§ WHAT THE TASK ASKS
Wherever the string "Akureyrarflugvöllur" shows up in a line, count that line. Give the total alone.

***** ROWS *****

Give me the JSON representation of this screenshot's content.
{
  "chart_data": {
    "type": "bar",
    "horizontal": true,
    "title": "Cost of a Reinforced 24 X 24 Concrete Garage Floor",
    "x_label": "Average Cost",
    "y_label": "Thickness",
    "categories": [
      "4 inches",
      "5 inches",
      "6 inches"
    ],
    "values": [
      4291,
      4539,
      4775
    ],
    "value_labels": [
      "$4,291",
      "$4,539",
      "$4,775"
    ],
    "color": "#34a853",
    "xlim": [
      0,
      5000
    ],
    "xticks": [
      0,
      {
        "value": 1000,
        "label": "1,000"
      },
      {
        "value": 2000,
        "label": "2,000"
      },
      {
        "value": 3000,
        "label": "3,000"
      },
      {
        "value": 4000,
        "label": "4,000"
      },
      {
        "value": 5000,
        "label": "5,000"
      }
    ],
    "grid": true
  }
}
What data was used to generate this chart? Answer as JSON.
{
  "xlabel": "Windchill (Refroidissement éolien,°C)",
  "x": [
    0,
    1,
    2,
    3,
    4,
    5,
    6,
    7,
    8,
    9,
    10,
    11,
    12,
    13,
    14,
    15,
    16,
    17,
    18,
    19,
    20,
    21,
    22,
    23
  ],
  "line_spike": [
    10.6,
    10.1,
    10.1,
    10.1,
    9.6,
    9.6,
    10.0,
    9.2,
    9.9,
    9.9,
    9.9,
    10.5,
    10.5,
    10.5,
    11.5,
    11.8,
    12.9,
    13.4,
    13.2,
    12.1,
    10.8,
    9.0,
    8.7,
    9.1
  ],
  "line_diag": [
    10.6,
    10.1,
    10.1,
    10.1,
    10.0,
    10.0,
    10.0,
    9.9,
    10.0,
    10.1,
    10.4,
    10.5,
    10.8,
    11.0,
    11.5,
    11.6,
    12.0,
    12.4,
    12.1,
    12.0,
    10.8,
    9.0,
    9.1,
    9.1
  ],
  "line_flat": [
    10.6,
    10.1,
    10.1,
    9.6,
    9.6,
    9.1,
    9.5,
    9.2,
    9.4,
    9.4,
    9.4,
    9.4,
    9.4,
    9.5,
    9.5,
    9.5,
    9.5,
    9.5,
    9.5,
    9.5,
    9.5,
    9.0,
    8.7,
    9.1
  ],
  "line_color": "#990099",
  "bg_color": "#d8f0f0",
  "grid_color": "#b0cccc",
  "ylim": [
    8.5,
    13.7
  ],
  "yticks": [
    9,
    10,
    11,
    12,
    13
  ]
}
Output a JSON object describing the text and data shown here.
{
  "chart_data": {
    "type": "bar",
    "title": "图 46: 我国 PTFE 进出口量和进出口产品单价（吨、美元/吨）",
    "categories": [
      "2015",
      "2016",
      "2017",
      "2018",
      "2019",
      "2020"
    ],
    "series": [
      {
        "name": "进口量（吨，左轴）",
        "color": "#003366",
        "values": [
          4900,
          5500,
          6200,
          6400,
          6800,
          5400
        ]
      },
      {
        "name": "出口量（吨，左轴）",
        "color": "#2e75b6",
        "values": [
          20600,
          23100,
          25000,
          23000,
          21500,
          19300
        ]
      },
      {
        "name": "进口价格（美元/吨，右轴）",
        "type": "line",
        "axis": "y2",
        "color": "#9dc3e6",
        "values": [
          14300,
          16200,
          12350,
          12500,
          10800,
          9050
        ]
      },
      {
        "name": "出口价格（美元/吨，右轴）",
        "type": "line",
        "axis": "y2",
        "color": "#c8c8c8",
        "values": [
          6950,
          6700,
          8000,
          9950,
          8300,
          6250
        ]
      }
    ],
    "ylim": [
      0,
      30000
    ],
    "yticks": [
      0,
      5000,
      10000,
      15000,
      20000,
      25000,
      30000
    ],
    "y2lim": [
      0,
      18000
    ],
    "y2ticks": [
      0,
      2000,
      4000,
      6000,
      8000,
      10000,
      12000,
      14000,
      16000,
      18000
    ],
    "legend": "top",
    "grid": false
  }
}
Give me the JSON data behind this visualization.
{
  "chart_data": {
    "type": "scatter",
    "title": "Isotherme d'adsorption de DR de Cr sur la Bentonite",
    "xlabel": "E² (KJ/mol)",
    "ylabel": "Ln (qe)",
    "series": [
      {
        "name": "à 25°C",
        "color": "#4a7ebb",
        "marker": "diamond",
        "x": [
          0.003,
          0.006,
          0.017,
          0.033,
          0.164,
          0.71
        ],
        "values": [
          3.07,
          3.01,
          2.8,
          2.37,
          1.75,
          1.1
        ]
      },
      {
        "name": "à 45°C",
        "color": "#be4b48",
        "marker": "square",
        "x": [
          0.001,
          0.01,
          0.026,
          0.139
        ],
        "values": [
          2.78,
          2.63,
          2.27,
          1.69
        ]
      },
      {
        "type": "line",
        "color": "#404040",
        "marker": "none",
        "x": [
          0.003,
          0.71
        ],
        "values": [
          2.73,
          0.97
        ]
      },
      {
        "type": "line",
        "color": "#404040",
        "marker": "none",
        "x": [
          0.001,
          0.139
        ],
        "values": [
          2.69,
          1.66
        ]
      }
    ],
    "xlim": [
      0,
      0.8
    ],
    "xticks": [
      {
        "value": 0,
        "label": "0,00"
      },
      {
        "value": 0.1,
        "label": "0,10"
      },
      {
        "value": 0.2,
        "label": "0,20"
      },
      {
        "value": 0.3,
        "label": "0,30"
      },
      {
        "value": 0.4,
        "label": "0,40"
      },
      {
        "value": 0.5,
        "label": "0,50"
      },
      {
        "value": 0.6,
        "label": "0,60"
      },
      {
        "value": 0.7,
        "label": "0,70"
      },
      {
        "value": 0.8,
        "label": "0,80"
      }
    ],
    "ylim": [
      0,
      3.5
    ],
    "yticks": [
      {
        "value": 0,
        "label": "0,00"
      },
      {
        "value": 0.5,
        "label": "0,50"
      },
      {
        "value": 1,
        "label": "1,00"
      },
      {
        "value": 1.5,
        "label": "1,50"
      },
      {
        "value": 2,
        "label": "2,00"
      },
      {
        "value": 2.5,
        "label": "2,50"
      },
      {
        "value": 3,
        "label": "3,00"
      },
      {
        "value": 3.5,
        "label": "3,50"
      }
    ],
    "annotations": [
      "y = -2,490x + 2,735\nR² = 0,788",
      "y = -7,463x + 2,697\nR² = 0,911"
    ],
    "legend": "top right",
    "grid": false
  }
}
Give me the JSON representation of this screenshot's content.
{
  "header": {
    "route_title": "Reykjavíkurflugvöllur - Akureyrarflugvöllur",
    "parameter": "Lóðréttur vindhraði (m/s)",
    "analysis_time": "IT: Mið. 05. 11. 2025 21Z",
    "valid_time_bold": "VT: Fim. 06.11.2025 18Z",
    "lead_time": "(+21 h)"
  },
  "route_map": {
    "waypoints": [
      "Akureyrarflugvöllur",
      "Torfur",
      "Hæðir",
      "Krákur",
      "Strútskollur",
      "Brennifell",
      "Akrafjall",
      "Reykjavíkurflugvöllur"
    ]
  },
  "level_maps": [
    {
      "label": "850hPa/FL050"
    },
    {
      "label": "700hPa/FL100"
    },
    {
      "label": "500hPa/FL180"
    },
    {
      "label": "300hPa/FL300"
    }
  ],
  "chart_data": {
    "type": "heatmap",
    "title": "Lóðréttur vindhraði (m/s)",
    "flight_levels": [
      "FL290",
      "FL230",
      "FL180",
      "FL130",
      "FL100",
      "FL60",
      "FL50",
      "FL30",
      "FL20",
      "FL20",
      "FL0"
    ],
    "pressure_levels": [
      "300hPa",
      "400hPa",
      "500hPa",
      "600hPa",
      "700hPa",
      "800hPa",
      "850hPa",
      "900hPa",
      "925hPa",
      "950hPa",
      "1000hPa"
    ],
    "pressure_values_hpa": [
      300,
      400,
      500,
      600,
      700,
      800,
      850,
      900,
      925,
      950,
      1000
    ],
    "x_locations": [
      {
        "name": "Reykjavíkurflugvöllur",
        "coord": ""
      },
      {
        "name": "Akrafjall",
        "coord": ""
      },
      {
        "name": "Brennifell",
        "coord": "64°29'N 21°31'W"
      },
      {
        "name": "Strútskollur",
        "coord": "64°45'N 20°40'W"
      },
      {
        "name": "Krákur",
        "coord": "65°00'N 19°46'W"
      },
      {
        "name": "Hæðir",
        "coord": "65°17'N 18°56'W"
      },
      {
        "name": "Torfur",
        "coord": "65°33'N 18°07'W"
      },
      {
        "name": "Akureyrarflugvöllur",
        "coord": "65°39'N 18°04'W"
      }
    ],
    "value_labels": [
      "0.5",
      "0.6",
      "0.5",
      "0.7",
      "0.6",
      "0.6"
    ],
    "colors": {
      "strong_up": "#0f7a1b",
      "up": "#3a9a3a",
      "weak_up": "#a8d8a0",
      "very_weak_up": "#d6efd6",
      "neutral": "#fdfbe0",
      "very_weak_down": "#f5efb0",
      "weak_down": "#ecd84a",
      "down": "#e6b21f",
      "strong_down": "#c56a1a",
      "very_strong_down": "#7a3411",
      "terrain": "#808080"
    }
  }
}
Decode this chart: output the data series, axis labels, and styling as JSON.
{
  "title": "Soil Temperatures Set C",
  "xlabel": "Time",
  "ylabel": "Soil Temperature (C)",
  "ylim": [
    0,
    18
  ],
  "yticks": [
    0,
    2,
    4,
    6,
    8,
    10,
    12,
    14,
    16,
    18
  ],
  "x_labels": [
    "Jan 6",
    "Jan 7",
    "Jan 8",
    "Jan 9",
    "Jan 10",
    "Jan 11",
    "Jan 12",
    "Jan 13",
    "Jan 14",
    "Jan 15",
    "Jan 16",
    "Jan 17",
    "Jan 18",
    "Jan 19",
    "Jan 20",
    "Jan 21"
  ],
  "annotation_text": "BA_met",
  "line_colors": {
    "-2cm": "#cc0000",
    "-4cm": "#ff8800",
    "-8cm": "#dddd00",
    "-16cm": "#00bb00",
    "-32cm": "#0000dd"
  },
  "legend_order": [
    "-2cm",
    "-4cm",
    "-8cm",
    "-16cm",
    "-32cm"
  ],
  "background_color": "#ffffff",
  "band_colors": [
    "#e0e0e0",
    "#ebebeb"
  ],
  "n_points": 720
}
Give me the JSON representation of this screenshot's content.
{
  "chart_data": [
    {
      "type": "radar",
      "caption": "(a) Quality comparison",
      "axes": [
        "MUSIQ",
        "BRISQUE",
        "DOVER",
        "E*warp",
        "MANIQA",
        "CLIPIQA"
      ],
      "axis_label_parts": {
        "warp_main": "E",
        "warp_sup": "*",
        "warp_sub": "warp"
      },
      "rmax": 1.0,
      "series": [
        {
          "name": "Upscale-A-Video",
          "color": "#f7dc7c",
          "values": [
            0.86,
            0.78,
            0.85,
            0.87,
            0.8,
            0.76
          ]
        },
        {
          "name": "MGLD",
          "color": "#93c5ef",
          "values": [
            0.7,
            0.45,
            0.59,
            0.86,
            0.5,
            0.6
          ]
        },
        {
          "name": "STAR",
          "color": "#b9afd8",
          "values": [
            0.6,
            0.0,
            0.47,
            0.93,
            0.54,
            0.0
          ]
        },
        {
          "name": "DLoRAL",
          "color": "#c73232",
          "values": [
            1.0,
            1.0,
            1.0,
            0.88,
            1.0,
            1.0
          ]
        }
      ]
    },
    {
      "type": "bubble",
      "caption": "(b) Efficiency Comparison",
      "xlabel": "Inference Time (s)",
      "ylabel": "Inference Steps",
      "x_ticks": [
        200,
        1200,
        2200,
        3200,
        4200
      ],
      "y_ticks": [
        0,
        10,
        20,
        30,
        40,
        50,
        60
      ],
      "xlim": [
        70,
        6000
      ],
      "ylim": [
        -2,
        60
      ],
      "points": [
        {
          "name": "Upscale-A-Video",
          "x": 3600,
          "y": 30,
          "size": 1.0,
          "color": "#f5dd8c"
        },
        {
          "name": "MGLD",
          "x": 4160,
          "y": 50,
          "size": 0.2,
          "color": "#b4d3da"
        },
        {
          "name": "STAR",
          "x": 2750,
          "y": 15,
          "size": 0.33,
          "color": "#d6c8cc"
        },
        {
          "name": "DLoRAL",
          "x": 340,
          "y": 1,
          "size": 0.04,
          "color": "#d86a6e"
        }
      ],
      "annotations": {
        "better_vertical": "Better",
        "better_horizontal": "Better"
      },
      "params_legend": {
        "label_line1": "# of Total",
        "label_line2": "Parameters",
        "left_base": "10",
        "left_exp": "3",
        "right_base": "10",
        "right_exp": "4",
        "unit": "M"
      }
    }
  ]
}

*****

§ TASK RESPONSE
3